> [TASK INSTRUCTIONS]:
Copy all of the material exactly. Pictures are not to appear in the copy.

***** EXTRACTED ENTRIES

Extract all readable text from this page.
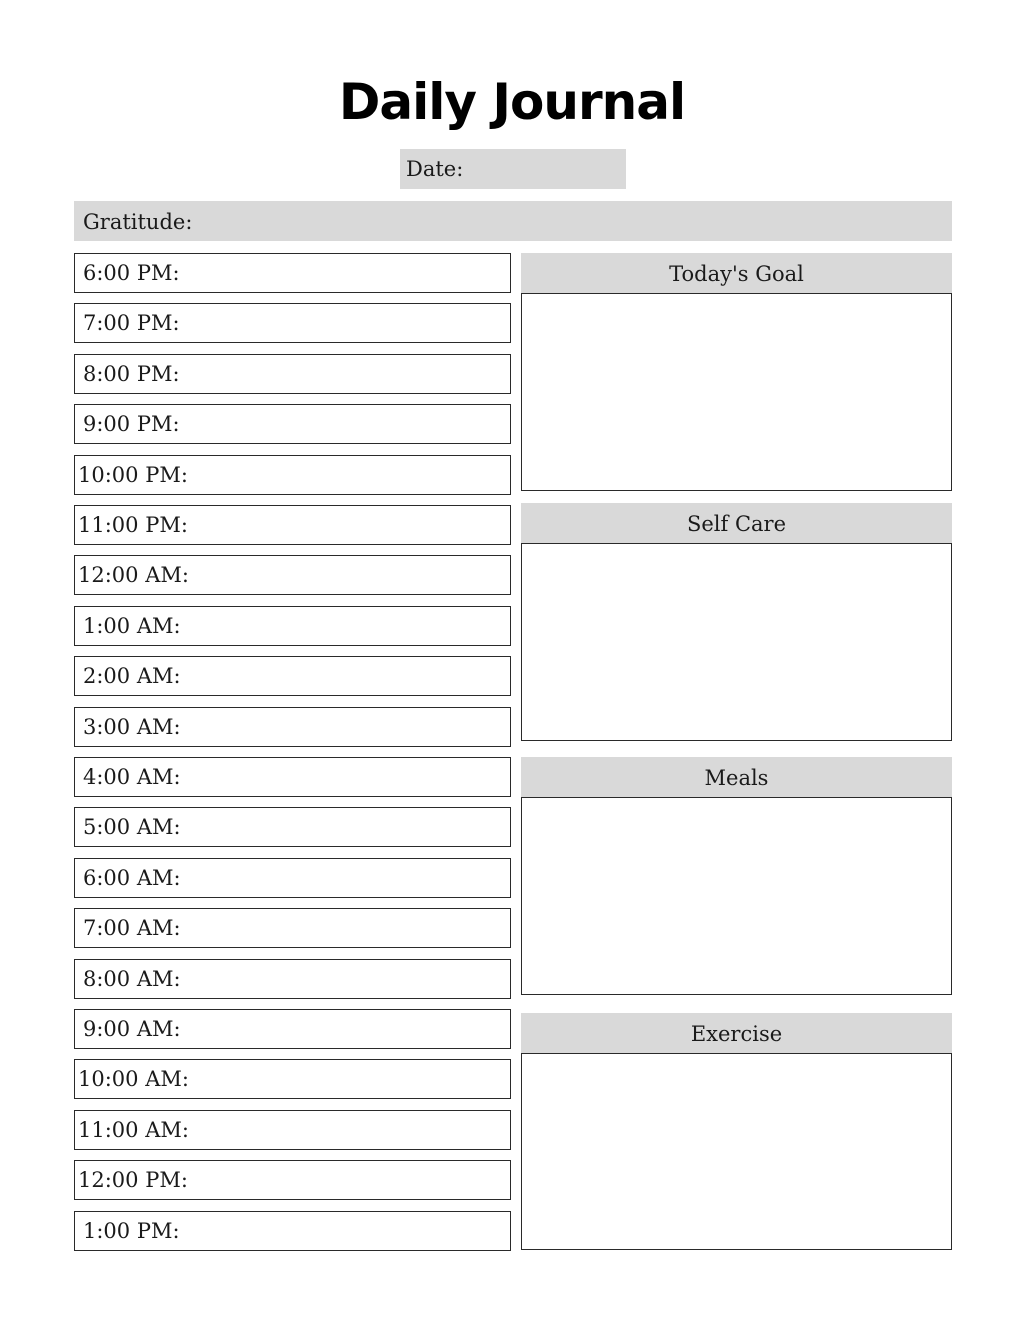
Daily Journal
Date:
Gratitude:
6:00 PM:
7:00 PM:
8:00 PM:
9:00 PM:
10:00 PM:
11:00 PM:
12:00 AM:
1:00 AM:
2:00 AM:
3:00 AM:
4:00 AM:
5:00 AM:
6:00 AM:
7:00 AM:
8:00 AM:
9:00 AM:
10:00 AM:
11:00 AM:
12:00 PM:
1:00 PM:
Today's Goal
Self Care
Meals
Exercise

**********

> [EXERCISE SOLUTION]:
Extract all readable text from this page.
Daily Journal
Date:
Gratitude:
6:00 PM:
7:00 PM:
8:00 PM:
9:00 PM:
10:00 PM:
11:00 PM:
12:00 AM:
1:00 AM:
2:00 AM:
3:00 AM:
4:00 AM:
5:00 AM:
6:00 AM:
7:00 AM:
8:00 AM:
9:00 AM:
10:00 AM:
11:00 AM:
12:00 PM:
1:00 PM:
Today's Goal
Self Care
Meals
Exercise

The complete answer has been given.